STATED EXERCISE: Which lines hold the word "following"? Copy each of them.

(Stored records)
▼

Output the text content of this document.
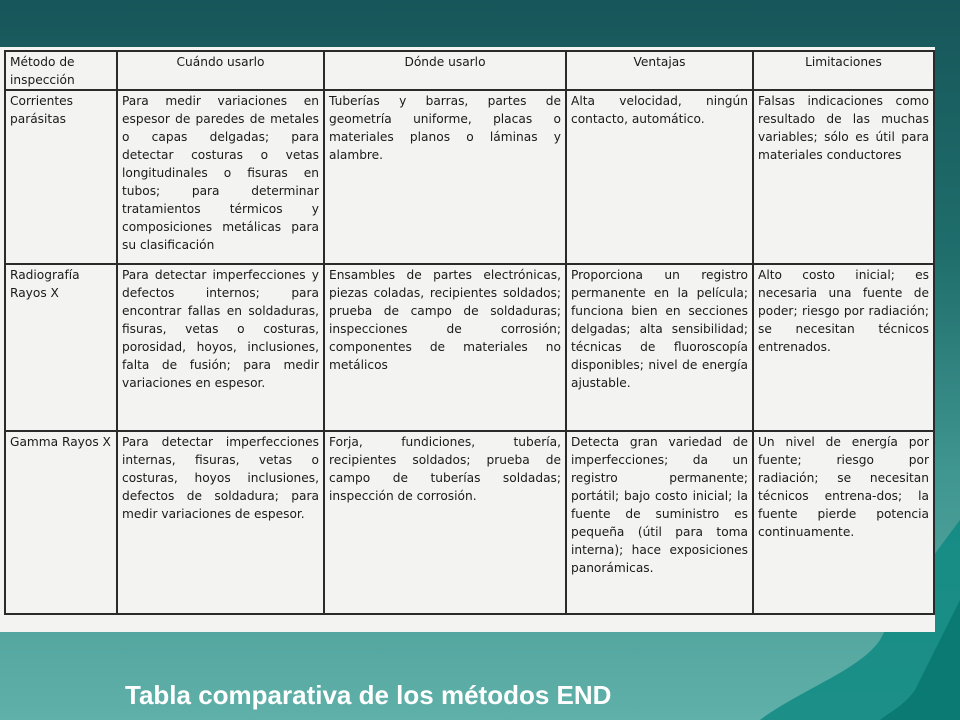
Método de inspección	Cuándo usarlo	Dónde usarlo	Ventajas	Limitaciones
Corrientes parásitas	Para medir variaciones en espesor de paredes de metales o capas delgadas; para detectar costuras o vetas longitudinales o fisuras en tubos; para determinar tratamientos térmicos y composiciones metálicas para su clasificación	Tuberías y barras, partes de geometría uniforme, placas o materiales planos o láminas y alambre.	Alta velocidad, ningún contacto, automático.	Falsas indicaciones como resultado de las muchas variables; sólo es útil para materiales conductores
Radiografía Rayos X	Para detectar imperfecciones y defectos internos; para encontrar fallas en soldaduras, fisuras, vetas o costuras, porosidad, hoyos, inclusiones, falta de fusión; para medir variaciones en espesor.	Ensambles de partes electrónicas, piezas coladas, recipientes soldados; prueba de campo de soldaduras; inspecciones de corrosión; componentes de materiales no metálicos	Proporciona un registro permanente en la película; funciona bien en secciones delgadas; alta sensibilidad; técnicas de fluoroscopía disponibles; nivel de energía ajustable.	Alto costo inicial; es necesaria una fuente de poder; riesgo por radiación; se necesitan técnicos entrenados.
Gamma Rayos X	Para detectar imperfecciones internas, fisuras, vetas o costuras, hoyos inclusiones, defectos de soldadura; para medir variaciones de espesor.	Forja, fundiciones, tubería, recipientes soldados; prueba de campo de tuberías soldadas; inspección de corrosión.	Detecta gran variedad de imperfecciones; da un registro permanente; portátil; bajo costo inicial; la fuente de suministro es pequeña (útil para toma interna); hace exposiciones panorámicas.	Un nivel de energía por fuente; riesgo por radiación; se necesitan técnicos entrena-dos; la fuente pierde potencia continuamente.
Tabla comparativa de los métodos END
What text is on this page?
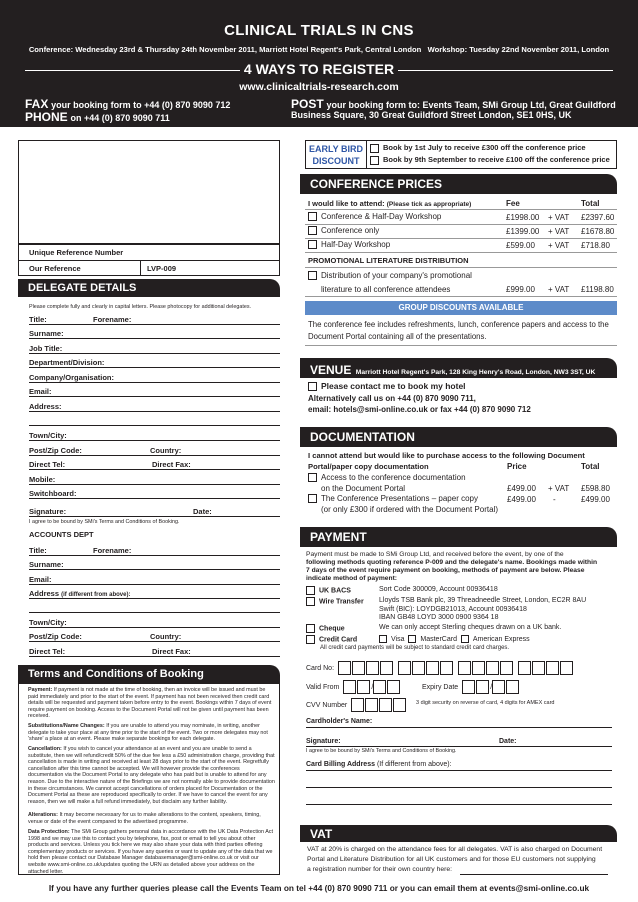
CLINICAL TRIALS IN CNS
Conference: Wednesday 23rd & Thursday 24th November 2011, Marriott Hotel Regent's Park, Central London Workshop: Tuesday 22nd November 2011, London
4 WAYS TO REGISTER
www.clinicaltrials-research.com
FAX your booking form to +44 (0) 870 9090 712
PHONE on +44 (0) 870 9090 711
POST your booking form to: Events Team, SMi Group Ltd, Great Guildford
Business Square, 30 Great Guildford Street London, SE1 0HS, UK
Unique Reference Number
Our Reference	LVP-009
DELEGATE DETAILS
Please complete fully and clearly in capital letters. Please photocopy for additional delegates.
Title:	Forename:
Surname:
Job Title:
Department/Division:
Company/Organisation:
Email:
Address:
Town/City:
Post/Zip Code:	Country:
Direct Tel:	Direct Fax:
Mobile:
Switchboard:
Signature:	Date:
I agree to be bound by SMi's Terms and Conditions of Booking.
ACCOUNTS DEPT
Title:	Forename:
Surname:
Email:
Address (if different from above):
Town/City:
Post/Zip Code:	Country:
Direct Tel:	Direct Fax:
Terms and Conditions of Booking
Payment: If payment is not made at the time of booking, then an invoice will be issued and must be paid immediately and prior to the start of the event. If payment has not been received then credit card details will be requested and payment taken before entry to the event. Bookings within 7 days of event require payment on booking. Access to the Document Portal will not be given until payment has been received.
Substitutions/Name Changes: If you are unable to attend you may nominate, in writing, another delegate to take your place at any time prior to the start of the event. Two or more delegates may not 'share' a place at an event. Please make separate bookings for each delegate.
Cancellation: If you wish to cancel your attendance at an event and you are unable to send a substitute, then we will refund/credit 50% of the due fee less a £50 administration charge, providing that cancellation is made in writing and received at least 28 days prior to the start of the event. Regretfully cancellation after this time cannot be accepted. We will however provide the conferences documentation via the Document Portal to any delegate who has paid but is unable to attend for any reason. Due to the interactive nature of the Briefings we are not normally able to provide documentation in these circumstances. We cannot accept cancellations of orders placed for Documentation or the Document Portal as these are reproduced specifically to order. If we have to cancel the event for any reason, then we will make a full refund immediately, but disclaim any further liability.
Alterations: It may become necessary for us to make alterations to the content, speakers, timing, venue or date of the event compared to the advertised programme.
Data Protection: The SMi Group gathers personal data in accordance with the UK Data Protection Act 1998 and we may use this to contact you by telephone, fax, post or email to tell you about other products and services. Unless you tick here we may also share your data with third parties offering complementary products or services. If you have any queries or want to update any of the data that we hold then please contact our Database Manager databasemanager@smi-online.co.uk or visit our website www.smi-online.co.uk/updates quoting the URN as detailed above your address on the attached letter.
EARLY BIRD
DISCOUNT
Book by 1st July to receive £300 off the conference price
Book by 9th September to receive £100 off the conference price
CONFERENCE PRICES
I would like to attend: (Please tick as appropriate)	Fee	Total
Conference & Half-Day Workshop	£1998.00 + VAT £2397.60
Conference only	£1399.00 + VAT £1678.80
Half-Day Workshop	£599.00 + VAT £718.80
PROMOTIONAL LITERATURE DISTRIBUTION
Distribution of your company's promotional
literature to all conference attendees	£999.00 + VAT £1198.80
GROUP DISCOUNTS AVAILABLE
The conference fee includes refreshments, lunch, conference papers and access to the Document Portal containing all of the presentations.
VENUE Marriott Hotel Regent's Park, 128 King Henry's Road, London, NW3 3ST, UK
Please contact me to book my hotel
Alternatively call us on +44 (0) 870 9090 711,
email: hotels@smi-online.co.uk or fax +44 (0) 870 9090 712
DOCUMENTATION
I cannot attend but would like to purchase access to the following Document
Portal/paper copy documentation	Price	Total
Access to the conference documentation
on the Document Portal	£499.00 + VAT £598.80
The Conference Presentations – paper copy	£499.00 -	£499.00
(or only £300 if ordered with the Document Portal)
PAYMENT
Payment must be made to SMi Group Ltd, and received before the event, by one of the
following methods quoting reference P-009 and the delegate's name. Bookings made within
7 days of the event require payment on booking, methods of payment are below. Please
indicate method of payment:
UK BACS	Sort Code 300009, Account 00936418
Wire Transfer Lloyds TSB Bank plc, 39 Threadneedle Street, London, EC2R 8AU
Swift (BIC): LOYDGB21013, Account 00936418
IBAN GB48 LOYD 3000 0900 9364 18
Cheque	We can only accept Sterling cheques drawn on a UK bank.
Credit Card	Visa MasterCard American Express
All credit card payments will be subject to standard credit card charges.
Card No:
Valid From	Expiry Date
CVV Number	3 digit security on reverse of card, 4 digits for AMEX card
Cardholder's Name:
Signature:	Date:
I agree to be bound by SMi's Terms and Conditions of Booking.
Card Billing Address (If different from above):
VAT
VAT at 20% is charged on the attendance fees for all delegates. VAT is also charged on Document
Portal and Literature Distribution for all UK customers and for those EU customers not supplying
a registration number for their own country here:
If you have any further queries please call the Events Team on tel +44 (0) 870 9090 711 or you can email them at events@smi-online.co.uk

▲

RESPONSE:
I cannot attend but would like to purchase access to the following Document
following methods quoting reference P-009 and the delegate's name. Bookings made within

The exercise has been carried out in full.